Find all lines in the records that include the word "losjerende", and copy them out.
== Items
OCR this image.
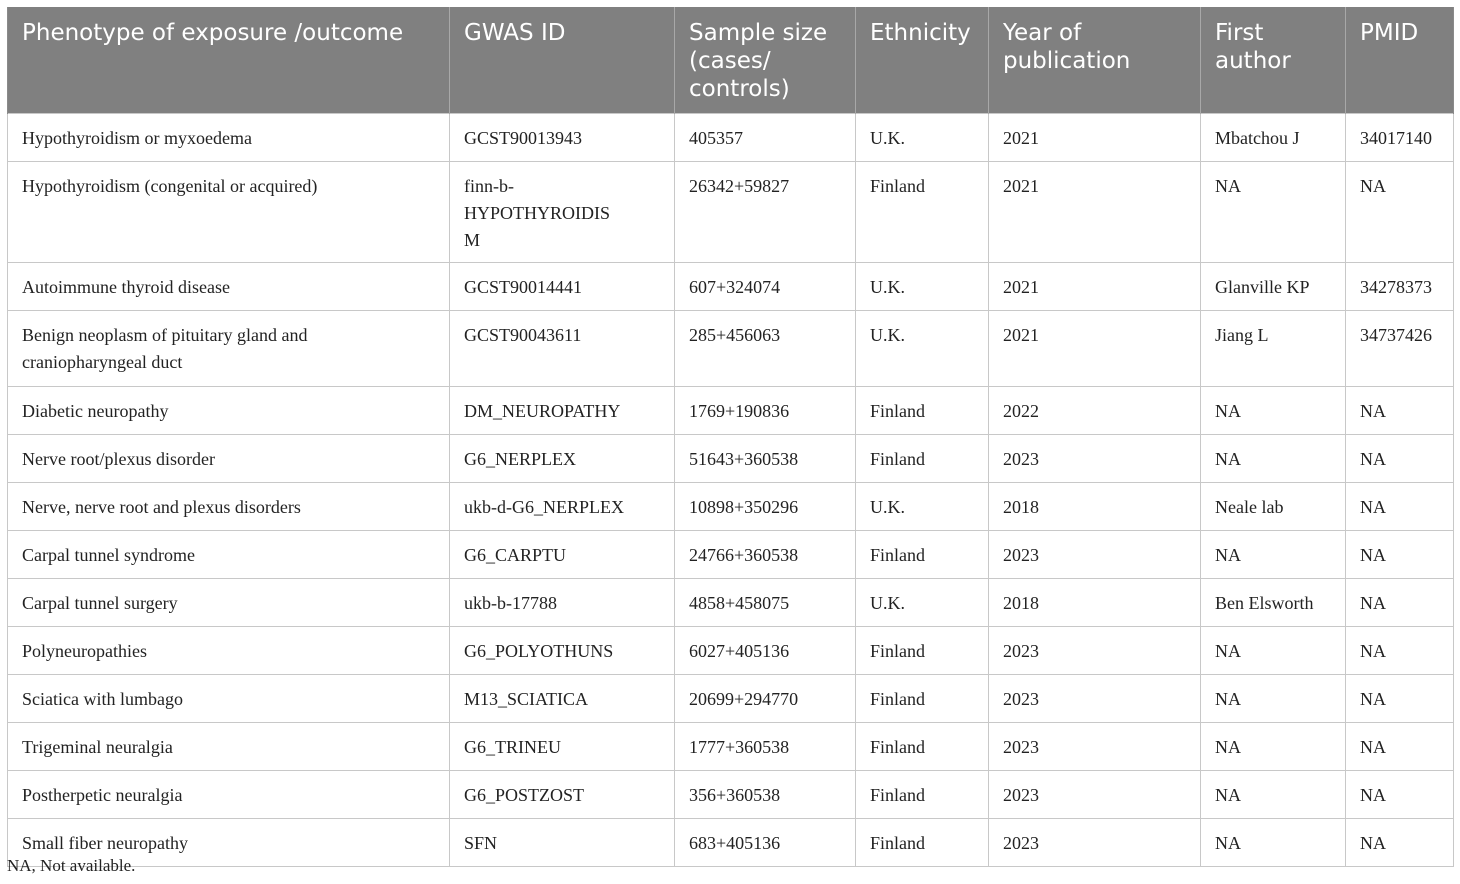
Phenotype of exposure /outcome	GWAS ID	Sample size (cases/ controls)	Ethnicity	Year of publication	First author	PMID
Hypothyroidism or myxoedema	GCST90013943	405357	U.K.	2021	Mbatchou J	34017140
Hypothyroidism (congenital or acquired)	finn-b-HYPOTHYROIDISM	26342+59827	Finland	2021	NA	NA
Autoimmune thyroid disease	GCST90014441	607+324074	U.K.	2021	Glanville KP	34278373
Benign neoplasm of pituitary gland and craniopharyngeal duct	GCST90043611	285+456063	U.K.	2021	Jiang L	34737426
Diabetic neuropathy	DM_NEUROPATHY	1769+190836	Finland	2022	NA	NA
Nerve root/plexus disorder	G6_NERPLEX	51643+360538	Finland	2023	NA	NA
Nerve, nerve root and plexus disorders	ukb-d-G6_NERPLEX	10898+350296	U.K.	2018	Neale lab	NA
Carpal tunnel syndrome	G6_CARPTU	24766+360538	Finland	2023	NA	NA
Carpal tunnel surgery	ukb-b-17788	4858+458075	U.K.	2018	Ben Elsworth	NA
Polyneuropathies	G6_POLYOTHUNS	6027+405136	Finland	2023	NA	NA
Sciatica with lumbago	M13_SCIATICA	20699+294770	Finland	2023	NA	NA
Trigeminal neuralgia	G6_TRINEU	1777+360538	Finland	2023	NA	NA
Postherpetic neuralgia	G6_POSTZOST	356+360538	Finland	2023	NA	NA
Small fiber neuropathy	SFN	683+405136	Finland	2023	NA	NA
NA, Not available.
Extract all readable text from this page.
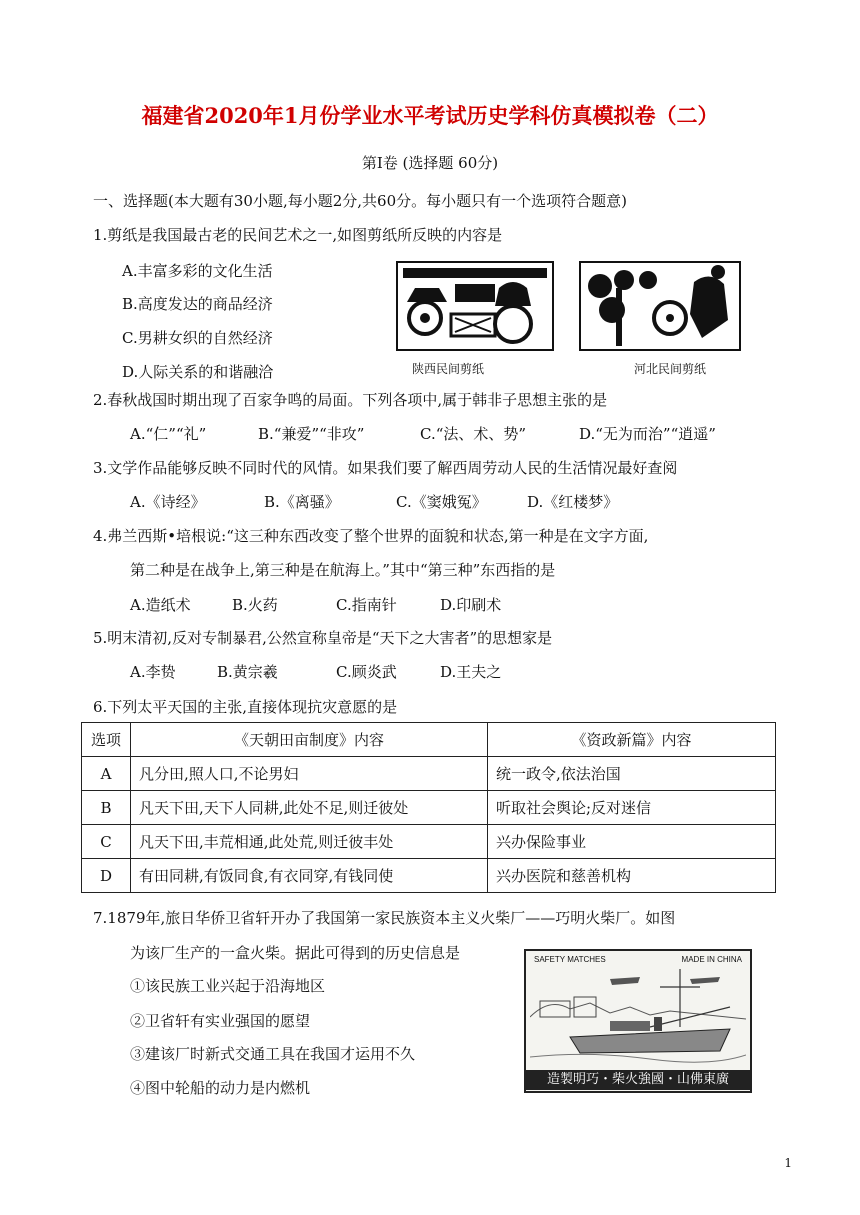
福建省2020年1月份学业水平考试历史学科仿真模拟卷（二）
第Ⅰ卷 (选择题 60分)
一、选择题(本大题有30小题,每小题2分,共60分。每小题只有一个选项符合题意)
1.剪纸是我国最古老的民间艺术之一,如图剪纸所反映的内容是
A.丰富多彩的文化生活
B.高度发达的商品经济
C.男耕女织的自然经济
D.人际关系的和谐融洽	陕西民间剪纸	河北民间剪纸
2.春秋战国时期出现了百家争鸣的局面。下列各项中,属于韩非子思想主张的是
A.“仁”“礼”	B.“兼爱”“非攻”	C.“法、术、势”	D.“无为而治”“逍遥”
3.文学作品能够反映不同时代的风情。如果我们要了解西周劳动人民的生活情况最好查阅
A.《诗经》	B.《离骚》	C.《窦娥冤》	D.《红楼梦》
4.弗兰西斯•培根说:“这三种东西改变了整个世界的面貌和状态,第一种是在文字方面,
第二种是在战争上,第三种是在航海上。”其中“第三种”东西指的是
A.造纸术	B.火药	C.指南针	D.印刷术
5.明末清初,反对专制暴君,公然宣称皇帝是“天下之大害者”的思想家是
A.李贽	B.黄宗羲	C.顾炎武	D.王夫之
6.下列太平天国的主张,直接体现抗灾意愿的是
选项	《天朝田亩制度》内容	《资政新篇》内容
A	凡分田,照人口,不论男妇	统一政令,依法治国
B	凡天下田,天下人同耕,此处不足,则迁彼处	听取社会舆论;反对迷信
C	凡天下田,丰荒相通,此处荒,则迁彼丰处	兴办保险事业
D	有田同耕,有饭同食,有衣同穿,有钱同使	兴办医院和慈善机构
7.1879年,旅日华侨卫省轩开办了我国第一家民族资本主义火柴厂——巧明火柴厂。如图
为该厂生产的一盒火柴。据此可得到的历史信息是
①该民族工业兴起于沿海地区
②卫省轩有实业强国的愿望
③建该厂时新式交通工具在我国才运用不久
④图中轮船的动力是内燃机
SAFETY MATCHES	MADE IN CHINA
造製明巧・柴火強國・山佛東廣
1
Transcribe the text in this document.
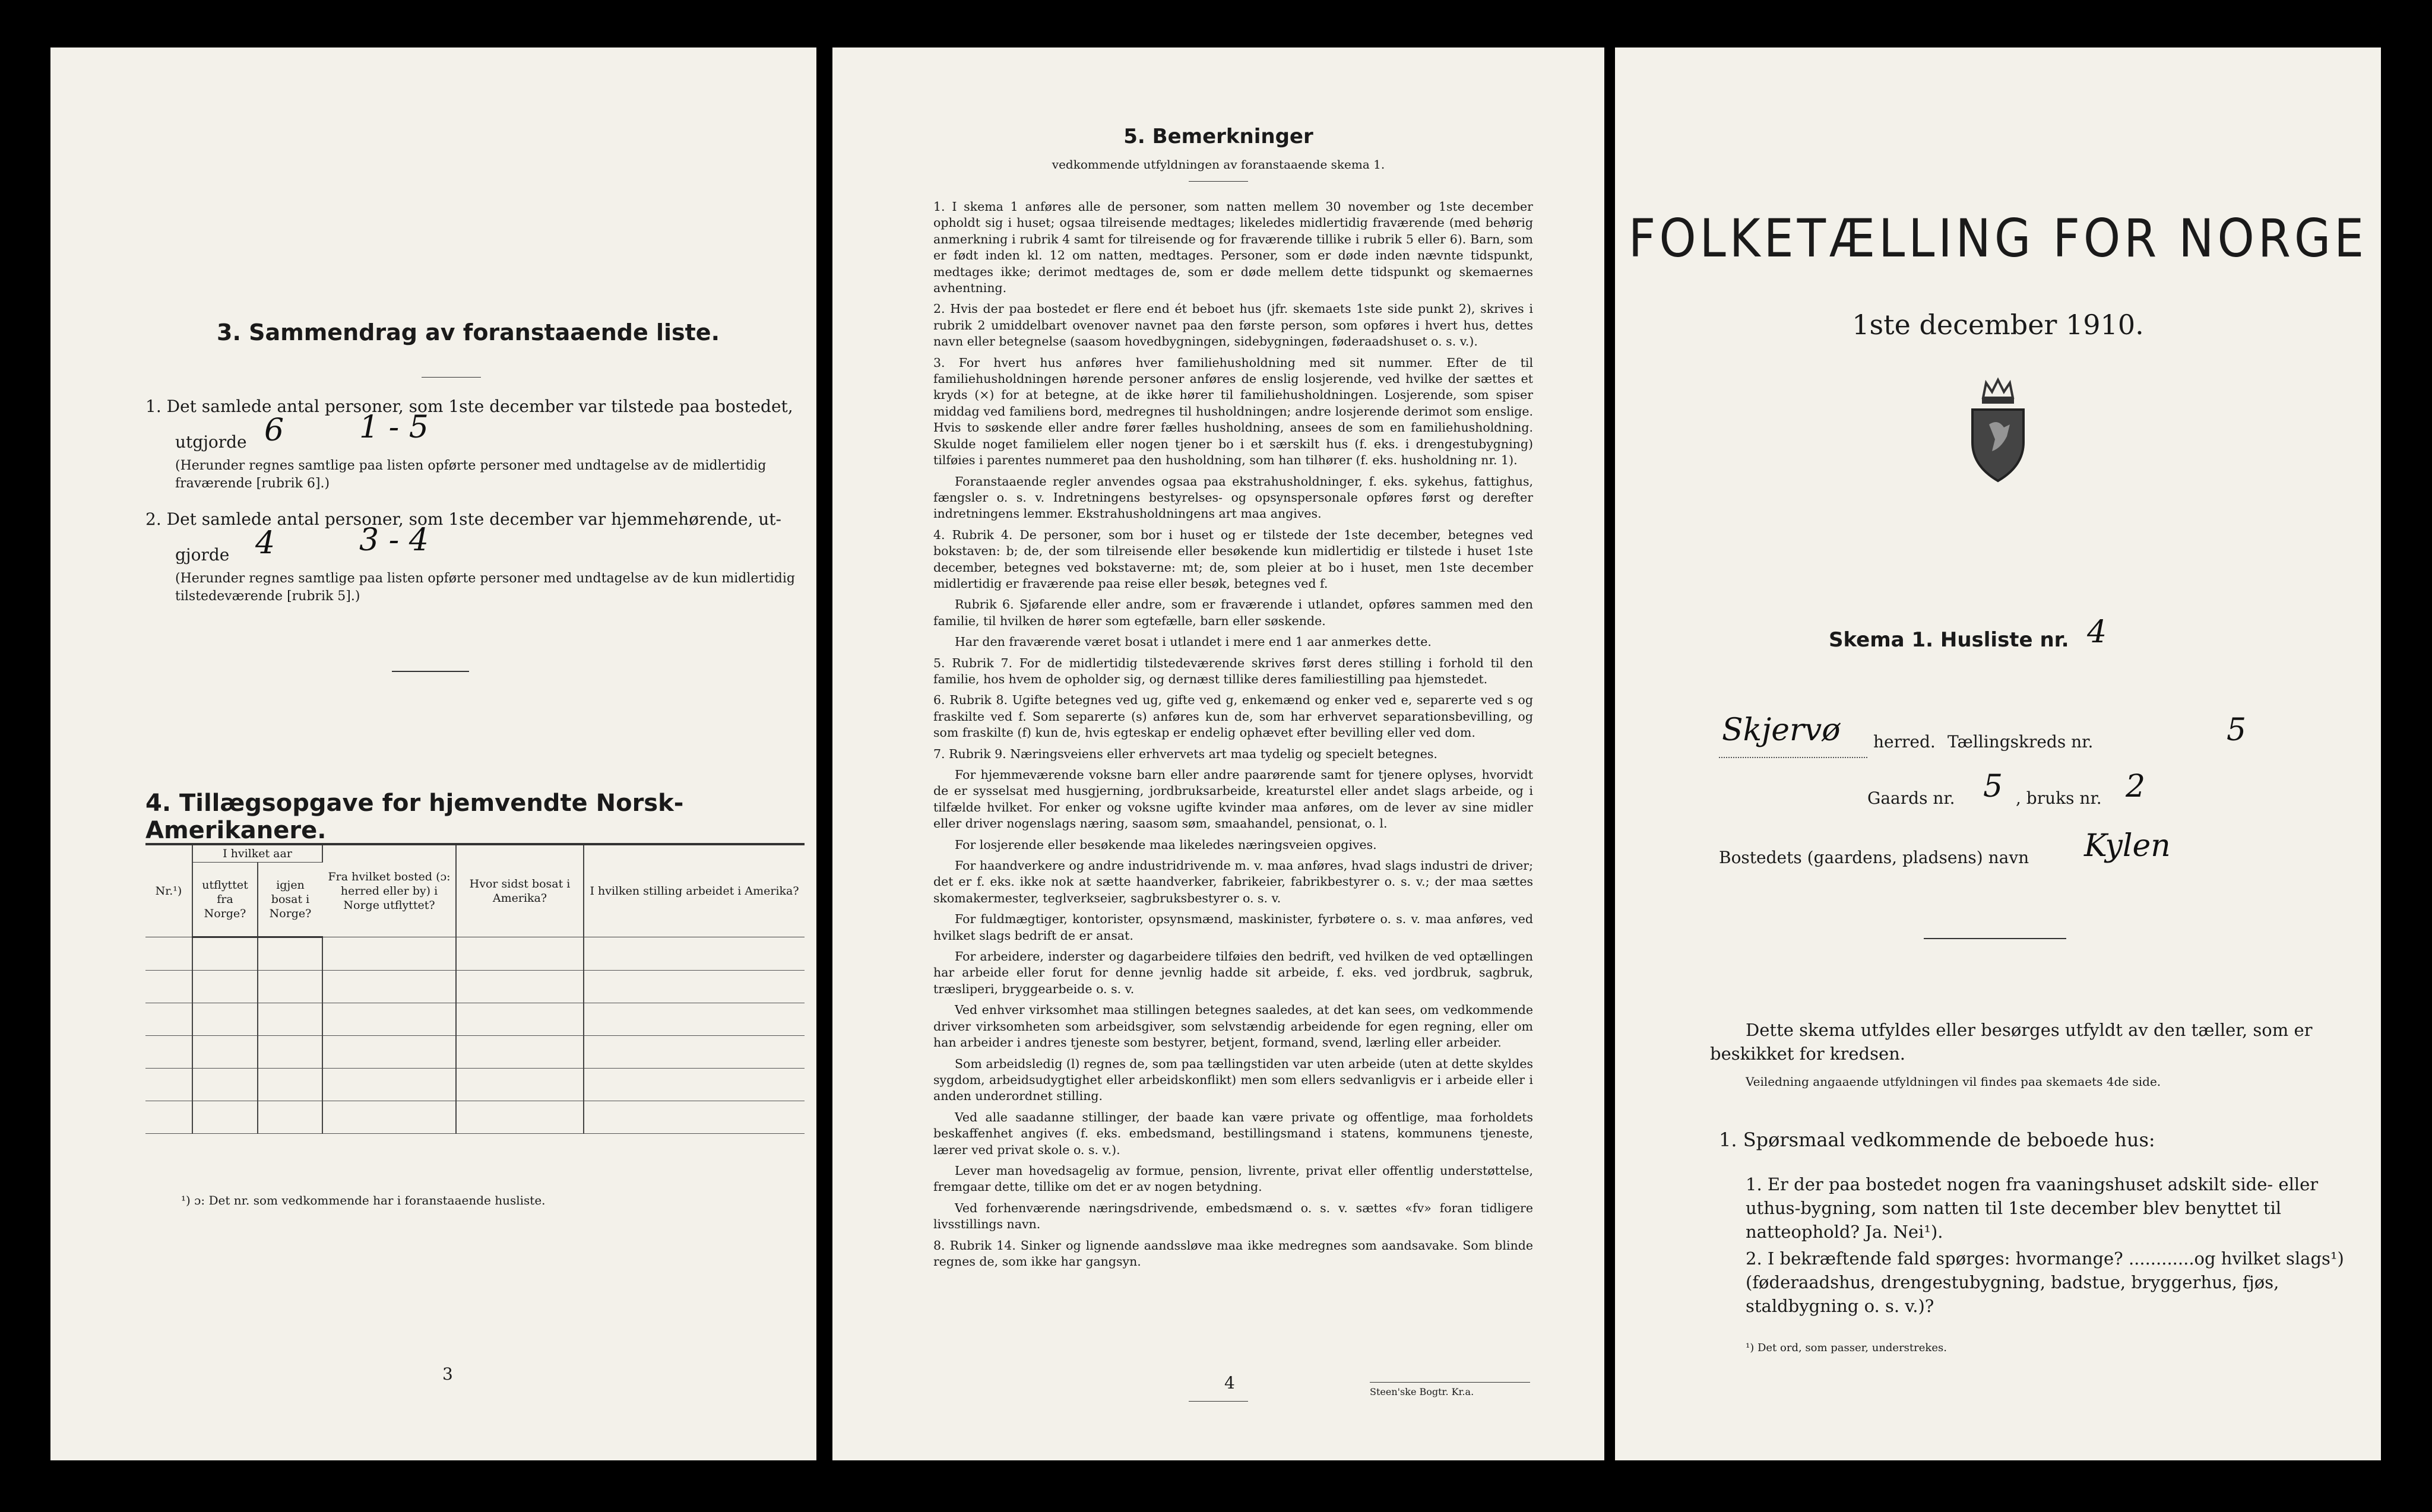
3. Sammendrag av foranstaaende liste.
1. Det samlede antal personer, som 1ste december var tilstede paa bostedet,
utgjorde 6 1 - 5
(Herunder regnes samtlige paa listen opførte personer med undtagelse av de midlertidig fraværende [rubrik 6].)
2. Det samlede antal personer, som 1ste december var hjemmehørende, ut-
gjorde 4	3 - 4
(Herunder regnes samtlige paa listen opførte personer med undtagelse av de kun midlertidig tilstedeværende [rubrik 5].)
4. Tillægsopgave for hjemvendte Norsk-Amerikanere.
Nr.¹)	I hvilket aar		Fra hvilket bosted (ɔ: herred eller by) i Norge utflyttet?	Hvor sidst bosat i Amerika?	I hvilken stilling arbeidet i Amerika?
	utflyttet fra Norge?	igjen bosat i Norge?			

¹) ɔ: Det nr. som vedkommende har i foranstaaende husliste.
3
5. Bemerkninger
vedkommende utfyldningen av foranstaaende skema 1.

1. I skema 1 anføres alle de personer, som natten mellem 30 november og 1ste december opholdt sig i huset; ogsaa tilreisende medtages; likeledes midlertidig fraværende (med behørig anmerkning i rubrik 4 samt for tilreisende og for fraværende tillike i rubrik 5 eller 6). Barn, som er født inden kl. 12 om natten, medtages. Personer, som er døde inden nævnte tidspunkt, medtages ikke; derimot medtages de, som er døde mellem dette tidspunkt og skemaernes avhentning.

2. Hvis der paa bostedet er flere end ét beboet hus (jfr. skemaets 1ste side punkt 2), skrives i rubrik 2 umiddelbart ovenover navnet paa den første person, som opføres i hvert hus, dettes navn eller betegnelse (saasom hovedbygningen, sidebygningen, føderaadshuset o. s. v.).

3. For hvert hus anføres hver familiehusholdning med sit nummer. Efter de til familiehusholdningen hørende personer anføres de enslig losjerende, ved hvilke der sættes et kryds (×) for at betegne, at de ikke hører til familiehusholdningen. Losjerende, som spiser middag ved familiens bord, medregnes til husholdningen; andre losjerende derimot som enslige. Hvis to søskende eller andre fører fælles husholdning, ansees de som en familiehusholdning. Skulde noget familielem eller nogen tjener bo i et særskilt hus (f. eks. i drengestubygning) tilføies i parentes nummeret paa den husholdning, som han tilhører (f. eks. husholdning nr. 1).

Foranstaaende regler anvendes ogsaa paa ekstrahusholdninger, f. eks. sykehus, fattighus, fængsler o. s. v. Indretningens bestyrelses- og opsynspersonale opføres først og derefter indretningens lemmer. Ekstrahusholdningens art maa angives.

4. Rubrik 4. De personer, som bor i huset og er tilstede der 1ste december, betegnes ved bokstaven: b; de, der som tilreisende eller besøkende kun midlertidig er tilstede i huset 1ste december, betegnes ved bokstaverne: mt; de, som pleier at bo i huset, men 1ste december midlertidig er fraværende paa reise eller besøk, betegnes ved f.

Rubrik 6. Sjøfarende eller andre, som er fraværende i utlandet, opføres sammen med den familie, til hvilken de hører som egtefælle, barn eller søskende.

Har den fraværende været bosat i utlandet i mere end 1 aar anmerkes dette.

5. Rubrik 7. For de midlertidig tilstedeværende skrives først deres stilling i forhold til den familie, hos hvem de opholder sig, og dernæst tillike deres familiestilling paa hjemstedet.

6. Rubrik 8. Ugifte betegnes ved ug, gifte ved g, enkemænd og enker ved e, separerte ved s og fraskilte ved f. Som separerte (s) anføres kun de, som har erhvervet separationsbevilling, og som fraskilte (f) kun de, hvis egteskap er endelig ophævet efter bevilling eller ved dom.

7. Rubrik 9. Næringsveiens eller erhvervets art maa tydelig og specielt betegnes.

For hjemmeværende voksne barn eller andre paarørende samt for tjenere oplyses, hvorvidt de er sysselsat med husgjerning, jordbruksarbeide, kreaturstel eller andet slags arbeide, og i tilfælde hvilket. For enker og voksne ugifte kvinder maa anføres, om de lever av sine midler eller driver nogenslags næring, saasom søm, smaahandel, pensionat, o. l.

For losjerende eller besøkende maa likeledes næringsveien opgives.

For haandverkere og andre industridrivende m. v. maa anføres, hvad slags industri de driver; det er f. eks. ikke nok at sætte haandverker, fabrikeier, fabrikbestyrer o. s. v.; der maa sættes skomakermester, teglverkseier, sagbruksbestyrer o. s. v.

For fuldmægtiger, kontorister, opsynsmænd, maskinister, fyrbøtere o. s. v. maa anføres, ved hvilket slags bedrift de er ansat.

For arbeidere, inderster og dagarbeidere tilføies den bedrift, ved hvilken de ved optællingen har arbeide eller forut for denne jevnlig hadde sit arbeide, f. eks. ved jordbruk, sagbruk, træsliperi, bryggearbeide o. s. v.

Ved enhver virksomhet maa stillingen betegnes saaledes, at det kan sees, om vedkommende driver virksomheten som arbeidsgiver, som selvstændig arbeidende for egen regning, eller om han arbeider i andres tjeneste som bestyrer, betjent, formand, svend, lærling eller arbeider.

Som arbeidsledig (l) regnes de, som paa tællingstiden var uten arbeide (uten at dette skyldes sygdom, arbeidsudygtighet eller arbeidskonflikt) men som ellers sedvanligvis er i arbeide eller i anden underordnet stilling.

Ved alle saadanne stillinger, der baade kan være private og offentlige, maa forholdets beskaffenhet angives (f. eks. embedsmand, bestillingsmand i statens, kommunens tjeneste, lærer ved privat skole o. s. v.).

Lever man hovedsagelig av formue, pension, livrente, privat eller offentlig understøttelse, fremgaar dette, tillike om det er av nogen betydning.

Ved forhenværende næringsdrivende, embedsmænd o. s. v. sættes «fv» foran tidligere livsstillings navn.

8. Rubrik 14. Sinker og lignende aandssløve maa ikke medregnes som aandsavake. Som blinde regnes de, som ikke har gangsyn.

4	Steen'ske Bogtr. Kr.a.
FOLKETÆLLING FOR NORGE
1ste december 1910.
Skema 1. Husliste nr. 4
Skjervø herred. Tællingskreds nr.	5
Gaards nr. 5 , bruks nr. 2
Bostedets (gaardens, pladsens) navn Kylen
Dette skema utfyldes eller besørges utfyldt av den tæller, som er beskikket for kredsen.
Veiledning angaaende utfyldningen vil findes paa skemaets 4de side.
1. Spørsmaal vedkommende de beboede hus:
1. Er der paa bostedet nogen fra vaaningshuset adskilt side- eller uthus-bygning, som natten til 1ste december blev benyttet til natteophold? Ja. Nei¹).
2. I bekræftende fald spørges: hvormange? ............og hvilket slags¹) (føderaadshus, drengestubygning, badstue, bryggerhus, fjøs, staldbygning o. s. v.)?
¹) Det ord, som passer, understrekes.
====
*Result below:*
3. For hvert hus anføres hver familiehusholdning med sit nummer. Efter de til familiehusholdningen hørende personer anføres de enslig losjerende, ved hvilke der sættes et kryds (×) for at betegne, at de ikke hører til familiehusholdningen. Losjerende, som spiser middag ved familiens bord, medregnes til husholdningen; andre losjerende derimot som enslige. Hvis to søskende eller andre fører fælles husholdning, ansees de som en familiehusholdning. Skulde noget familielem eller nogen tjener bo i et særskilt hus (f. eks. i drengestubygning) tilføies i parentes nummeret paa den husholdning, som han tilhører (f. eks. husholdning nr. 1).
For losjerende eller besøkende maa likeledes næringsveien opgives.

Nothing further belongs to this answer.